WORK TO COMPLETE
Gather every line that includes the word "pendant", please.

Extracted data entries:
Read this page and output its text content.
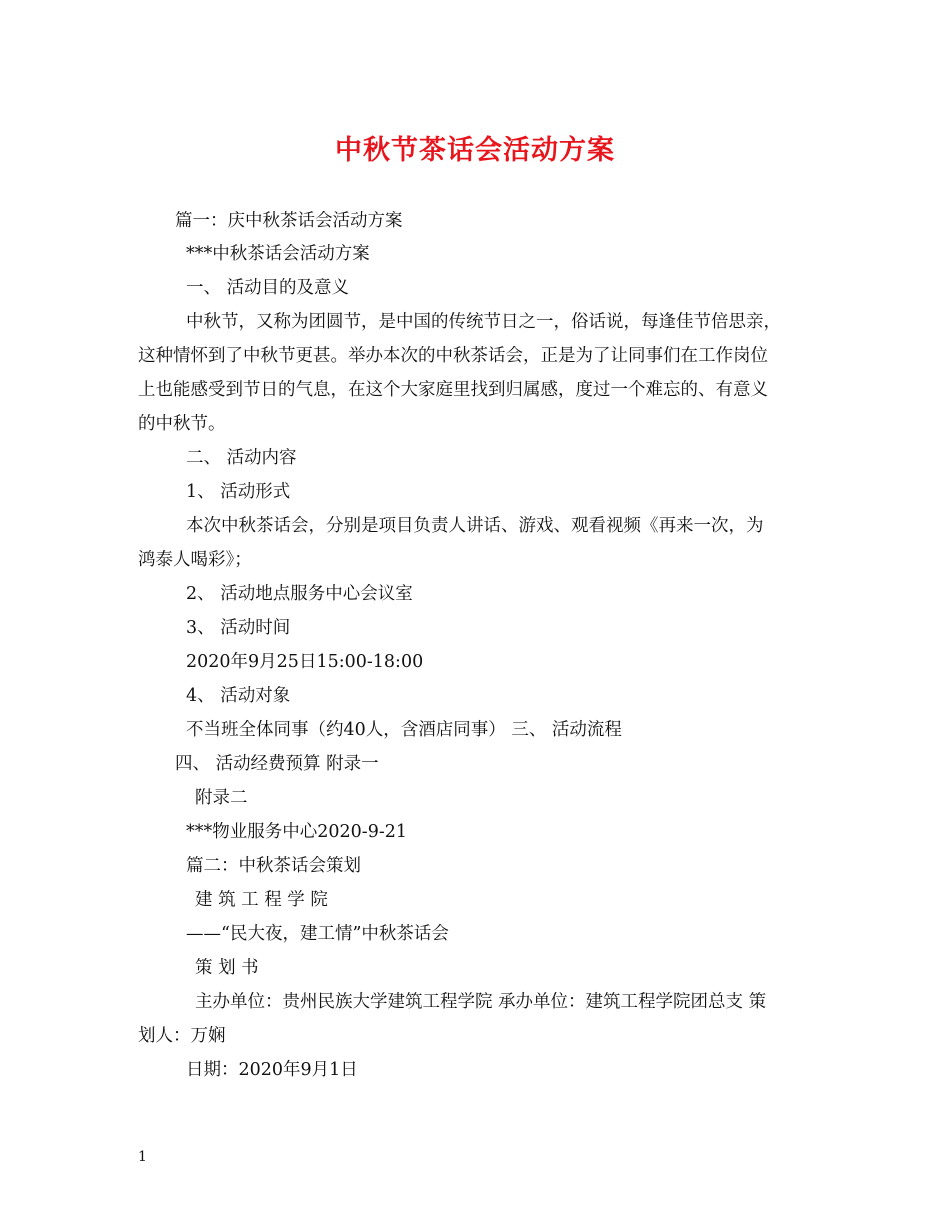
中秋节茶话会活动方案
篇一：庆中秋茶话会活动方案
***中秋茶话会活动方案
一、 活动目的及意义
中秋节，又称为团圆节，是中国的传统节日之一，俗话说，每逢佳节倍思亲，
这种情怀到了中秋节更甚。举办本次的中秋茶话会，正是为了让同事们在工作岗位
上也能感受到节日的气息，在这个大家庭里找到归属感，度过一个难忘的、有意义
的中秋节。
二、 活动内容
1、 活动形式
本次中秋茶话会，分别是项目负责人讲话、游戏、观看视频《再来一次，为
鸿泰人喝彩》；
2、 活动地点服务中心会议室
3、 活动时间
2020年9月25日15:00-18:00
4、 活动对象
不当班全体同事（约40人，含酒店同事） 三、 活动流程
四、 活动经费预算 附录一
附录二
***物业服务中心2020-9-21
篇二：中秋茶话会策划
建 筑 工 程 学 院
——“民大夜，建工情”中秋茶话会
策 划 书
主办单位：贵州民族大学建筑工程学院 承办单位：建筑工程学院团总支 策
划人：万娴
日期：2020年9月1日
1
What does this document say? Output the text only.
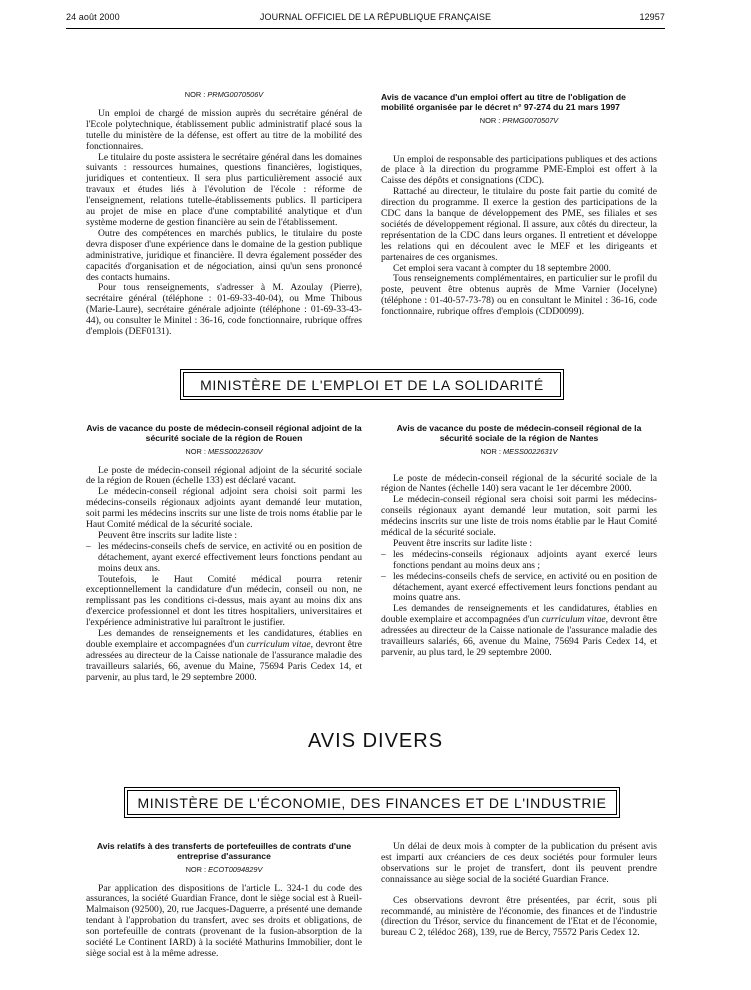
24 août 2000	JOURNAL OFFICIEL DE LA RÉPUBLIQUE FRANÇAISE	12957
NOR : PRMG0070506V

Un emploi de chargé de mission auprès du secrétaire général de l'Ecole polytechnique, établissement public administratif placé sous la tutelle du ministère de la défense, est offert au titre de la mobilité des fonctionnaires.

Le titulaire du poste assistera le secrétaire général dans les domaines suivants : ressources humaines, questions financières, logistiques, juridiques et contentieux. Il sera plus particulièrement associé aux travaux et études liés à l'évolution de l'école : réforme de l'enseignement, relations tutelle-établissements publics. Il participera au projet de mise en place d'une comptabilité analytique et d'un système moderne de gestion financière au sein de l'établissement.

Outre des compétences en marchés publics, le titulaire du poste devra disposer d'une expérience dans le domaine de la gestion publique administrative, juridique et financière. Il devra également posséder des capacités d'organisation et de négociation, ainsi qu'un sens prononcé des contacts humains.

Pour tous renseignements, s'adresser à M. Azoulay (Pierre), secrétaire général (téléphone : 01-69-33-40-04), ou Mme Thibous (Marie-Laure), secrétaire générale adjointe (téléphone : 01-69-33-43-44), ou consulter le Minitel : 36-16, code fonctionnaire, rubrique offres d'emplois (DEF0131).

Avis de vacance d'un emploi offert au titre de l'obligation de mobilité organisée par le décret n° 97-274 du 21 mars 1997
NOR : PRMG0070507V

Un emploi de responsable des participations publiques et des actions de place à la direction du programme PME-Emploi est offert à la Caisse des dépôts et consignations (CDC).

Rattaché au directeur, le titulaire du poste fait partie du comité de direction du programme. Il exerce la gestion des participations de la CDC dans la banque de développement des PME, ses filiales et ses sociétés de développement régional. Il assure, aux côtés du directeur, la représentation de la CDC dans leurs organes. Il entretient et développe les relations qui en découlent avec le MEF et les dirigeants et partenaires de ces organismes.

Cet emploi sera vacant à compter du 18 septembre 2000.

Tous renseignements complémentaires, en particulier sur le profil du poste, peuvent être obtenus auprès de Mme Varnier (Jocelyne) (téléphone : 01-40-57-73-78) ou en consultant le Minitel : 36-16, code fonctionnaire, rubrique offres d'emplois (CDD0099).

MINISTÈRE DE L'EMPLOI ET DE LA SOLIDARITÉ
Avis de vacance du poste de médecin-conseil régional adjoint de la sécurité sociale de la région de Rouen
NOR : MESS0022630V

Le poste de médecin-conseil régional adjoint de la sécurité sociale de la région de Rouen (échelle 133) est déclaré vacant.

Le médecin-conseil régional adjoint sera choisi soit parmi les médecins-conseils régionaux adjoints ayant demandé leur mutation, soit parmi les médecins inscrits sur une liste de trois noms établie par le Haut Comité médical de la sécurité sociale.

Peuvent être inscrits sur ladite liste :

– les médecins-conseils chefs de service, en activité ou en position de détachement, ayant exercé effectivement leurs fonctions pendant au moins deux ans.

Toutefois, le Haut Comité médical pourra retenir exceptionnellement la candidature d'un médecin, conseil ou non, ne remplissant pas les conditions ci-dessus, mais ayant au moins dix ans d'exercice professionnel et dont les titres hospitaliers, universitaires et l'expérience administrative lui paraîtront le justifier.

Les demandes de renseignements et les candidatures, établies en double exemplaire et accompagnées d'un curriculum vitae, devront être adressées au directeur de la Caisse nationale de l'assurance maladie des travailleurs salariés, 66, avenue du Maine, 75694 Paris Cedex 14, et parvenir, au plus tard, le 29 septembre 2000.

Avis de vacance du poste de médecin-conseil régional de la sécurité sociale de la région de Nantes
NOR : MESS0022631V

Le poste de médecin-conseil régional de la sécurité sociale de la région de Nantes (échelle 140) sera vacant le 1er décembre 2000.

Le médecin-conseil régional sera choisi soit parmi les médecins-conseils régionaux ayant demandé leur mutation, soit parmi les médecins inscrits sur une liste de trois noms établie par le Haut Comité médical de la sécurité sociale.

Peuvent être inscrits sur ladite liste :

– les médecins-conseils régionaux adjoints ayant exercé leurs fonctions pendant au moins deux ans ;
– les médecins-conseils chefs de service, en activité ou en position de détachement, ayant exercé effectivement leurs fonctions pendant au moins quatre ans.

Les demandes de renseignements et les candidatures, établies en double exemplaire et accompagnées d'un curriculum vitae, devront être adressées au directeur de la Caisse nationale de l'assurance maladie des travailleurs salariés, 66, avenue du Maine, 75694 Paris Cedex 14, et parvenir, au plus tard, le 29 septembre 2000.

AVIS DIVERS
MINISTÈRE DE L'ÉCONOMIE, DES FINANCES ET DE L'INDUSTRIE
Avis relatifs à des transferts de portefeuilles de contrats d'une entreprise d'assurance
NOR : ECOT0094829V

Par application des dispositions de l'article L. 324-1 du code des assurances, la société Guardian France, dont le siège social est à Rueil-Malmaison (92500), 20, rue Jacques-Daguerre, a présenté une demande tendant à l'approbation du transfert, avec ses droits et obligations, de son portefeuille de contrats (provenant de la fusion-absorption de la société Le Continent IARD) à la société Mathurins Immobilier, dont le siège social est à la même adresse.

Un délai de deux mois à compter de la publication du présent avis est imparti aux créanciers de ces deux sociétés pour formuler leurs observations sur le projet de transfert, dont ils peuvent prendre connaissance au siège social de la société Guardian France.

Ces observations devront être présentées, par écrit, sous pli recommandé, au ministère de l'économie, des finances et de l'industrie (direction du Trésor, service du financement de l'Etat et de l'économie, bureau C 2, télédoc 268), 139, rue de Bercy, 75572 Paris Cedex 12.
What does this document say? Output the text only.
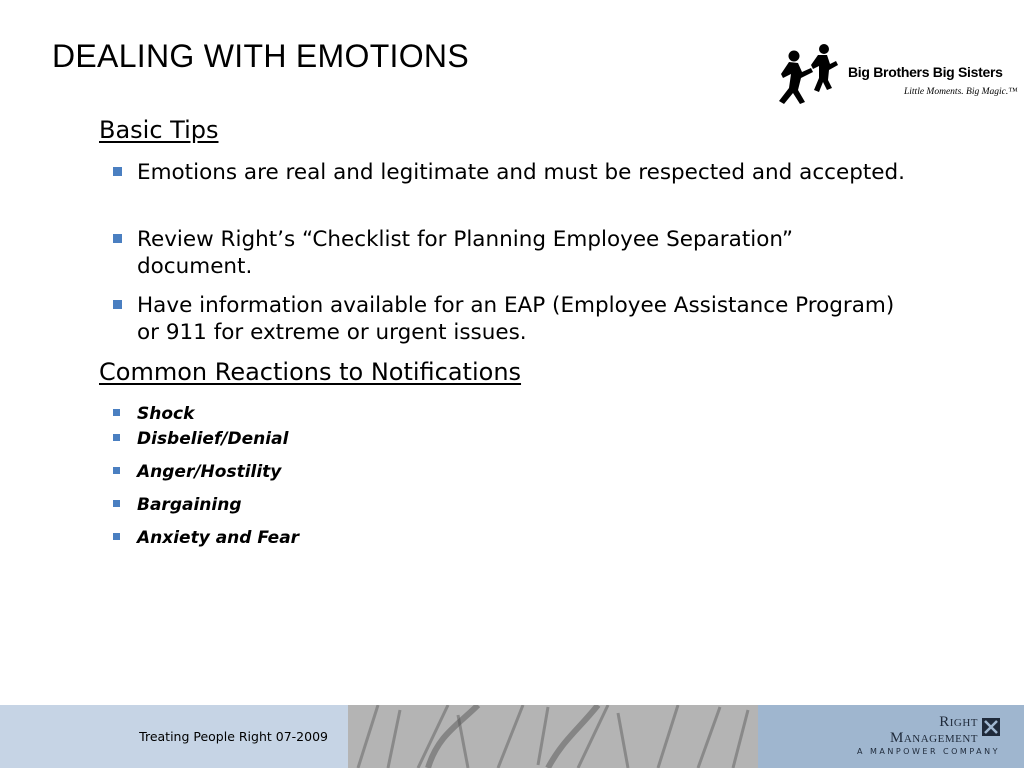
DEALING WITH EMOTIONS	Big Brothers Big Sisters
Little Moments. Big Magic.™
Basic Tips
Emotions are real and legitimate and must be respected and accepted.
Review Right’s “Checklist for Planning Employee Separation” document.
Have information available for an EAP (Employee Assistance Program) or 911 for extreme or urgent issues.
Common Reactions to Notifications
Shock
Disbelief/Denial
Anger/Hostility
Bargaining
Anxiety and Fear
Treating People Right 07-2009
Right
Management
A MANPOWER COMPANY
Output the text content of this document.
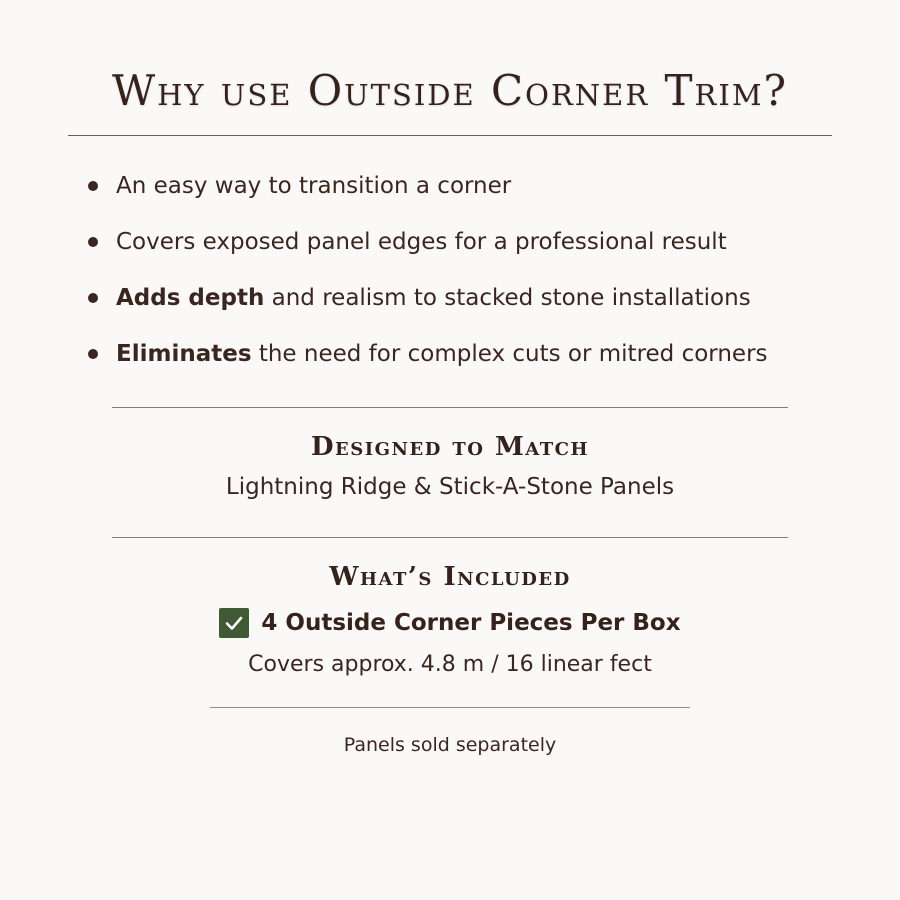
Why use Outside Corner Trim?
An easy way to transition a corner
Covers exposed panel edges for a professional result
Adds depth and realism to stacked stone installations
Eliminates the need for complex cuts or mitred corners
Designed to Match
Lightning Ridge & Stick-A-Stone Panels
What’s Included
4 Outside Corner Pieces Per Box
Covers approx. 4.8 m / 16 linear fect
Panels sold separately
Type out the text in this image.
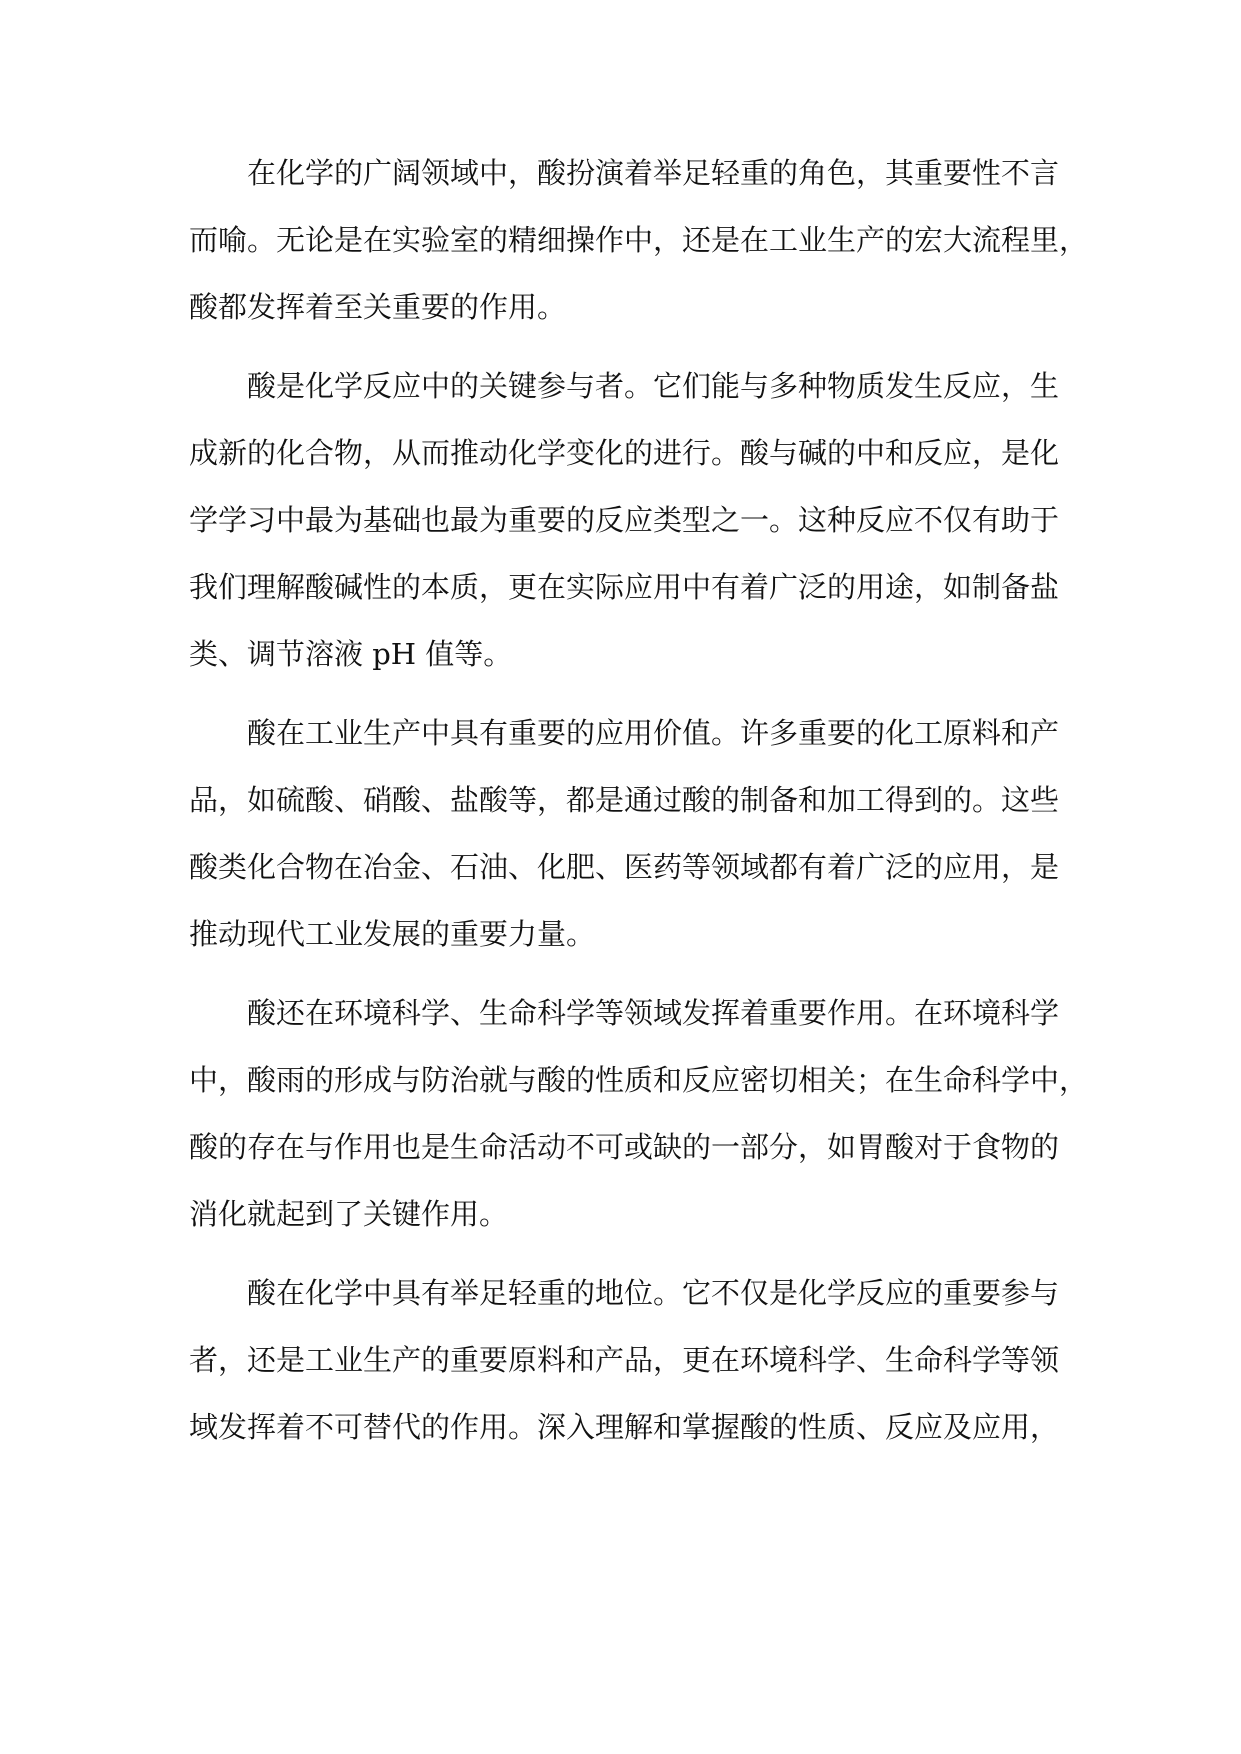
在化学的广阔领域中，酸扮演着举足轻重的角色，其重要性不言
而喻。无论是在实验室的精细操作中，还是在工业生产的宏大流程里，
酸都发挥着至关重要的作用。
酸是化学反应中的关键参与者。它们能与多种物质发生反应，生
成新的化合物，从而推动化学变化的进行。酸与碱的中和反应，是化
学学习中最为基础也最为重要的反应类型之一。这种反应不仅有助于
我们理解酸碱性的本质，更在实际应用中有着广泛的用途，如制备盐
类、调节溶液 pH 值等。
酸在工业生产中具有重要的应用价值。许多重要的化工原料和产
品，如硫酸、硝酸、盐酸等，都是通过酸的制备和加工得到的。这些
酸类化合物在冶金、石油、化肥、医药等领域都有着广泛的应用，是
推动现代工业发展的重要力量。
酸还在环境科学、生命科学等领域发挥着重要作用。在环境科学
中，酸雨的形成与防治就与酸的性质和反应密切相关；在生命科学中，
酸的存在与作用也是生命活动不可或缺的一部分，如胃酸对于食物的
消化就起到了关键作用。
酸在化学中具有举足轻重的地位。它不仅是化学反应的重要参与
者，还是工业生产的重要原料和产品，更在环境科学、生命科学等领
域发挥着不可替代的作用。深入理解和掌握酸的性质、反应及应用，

FINAL ANSWER
– les médecins-conseils chefs de service, en activité ou en position de détachement, ayant exercé effectivement leurs fonctions pendant au moins deux ans.
– les médecins-conseils régionaux adjoints ayant exercé leurs fonctions pendant au moins deux ans ;
– les médecins-conseils chefs de service, en activité ou en position de détachement, ayant exercé effectivement leurs fonctions pendant au moins quatre ans.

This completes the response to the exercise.